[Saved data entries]
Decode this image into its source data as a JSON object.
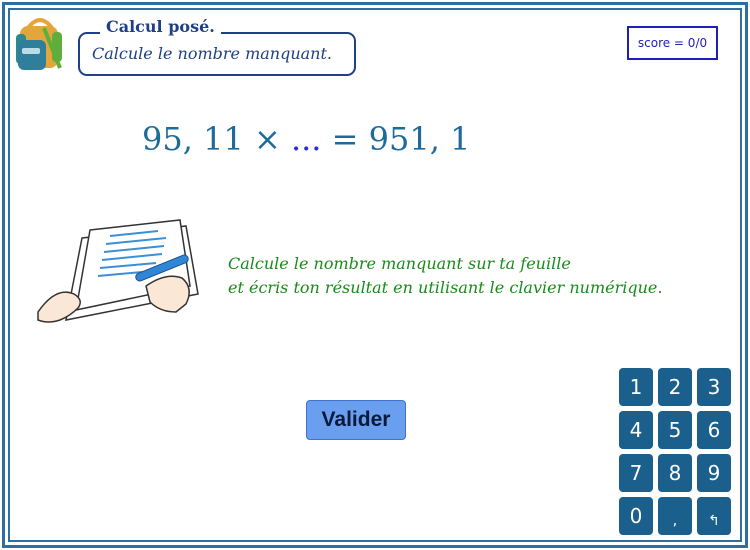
{
  "header": {
    "title": "Calcul posé.",
    "subtitle": "Calcule le nombre manquant."
  },
  "score": {
    "label": "score = 0/0"
  },
  "problem": {
    "left": "95, 11 × ",
    "blank": "...",
    "right": " = 951, 1"
  },
  "instructions": {
    "line1": "Calcule le nombre manquant sur ta feuille",
    "line2": "et écris ton résultat en utilisant le clavier numérique."
  },
  "actions": {
    "validate_label": "Valider"
  },
  "keypad": {
    "keys": [
      "1",
      "2",
      "3",
      "4",
      "5",
      "6",
      "7",
      "8",
      "9",
      "0",
      ",",
      "↰"
    ]
  },
  "colors": {
    "frame": "#2e6fa3",
    "title": "#1f3f86",
    "equation": "#1e6b9a",
    "instructions": "#1a8a1a",
    "key_bg": "#1b5f8c",
    "validate_bg": "#6a9ff0"
  },
  "icons": [
    "backpack-icon",
    "writing-hands-icon"
  ]
}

THE EXERCISE — Output the records above exactly as they are, leaving out the pictures.

SOLUTION TO THIS TASK —
Decode this image into its source data as a JSON object.
{
  "header": {
    "title": "Calcul posé.",
    "subtitle": "Calcule le nombre manquant."
  },
  "score": {
    "label": "score = 0/0"
  },
  "problem": {
    "left": "95, 11 × ",
    "blank": "...",
    "right": " = 951, 1"
  },
  "instructions": {
    "line1": "Calcule le nombre manquant sur ta feuille",
    "line2": "et écris ton résultat en utilisant le clavier numérique."
  },
  "actions": {
    "validate_label": "Valider"
  },
  "keypad": {
    "keys": [
      "1",
      "2",
      "3",
      "4",
      "5",
      "6",
      "7",
      "8",
      "9",
      "0",
      ",",
      "↰"
    ]
  },
  "colors": {
    "frame": "#2e6fa3",
    "title": "#1f3f86",
    "equation": "#1e6b9a",
    "instructions": "#1a8a1a",
    "key_bg": "#1b5f8c",
    "validate_bg": "#6a9ff0"
  },
  "icons": [
    "backpack-icon",
    "writing-hands-icon"
  ]
}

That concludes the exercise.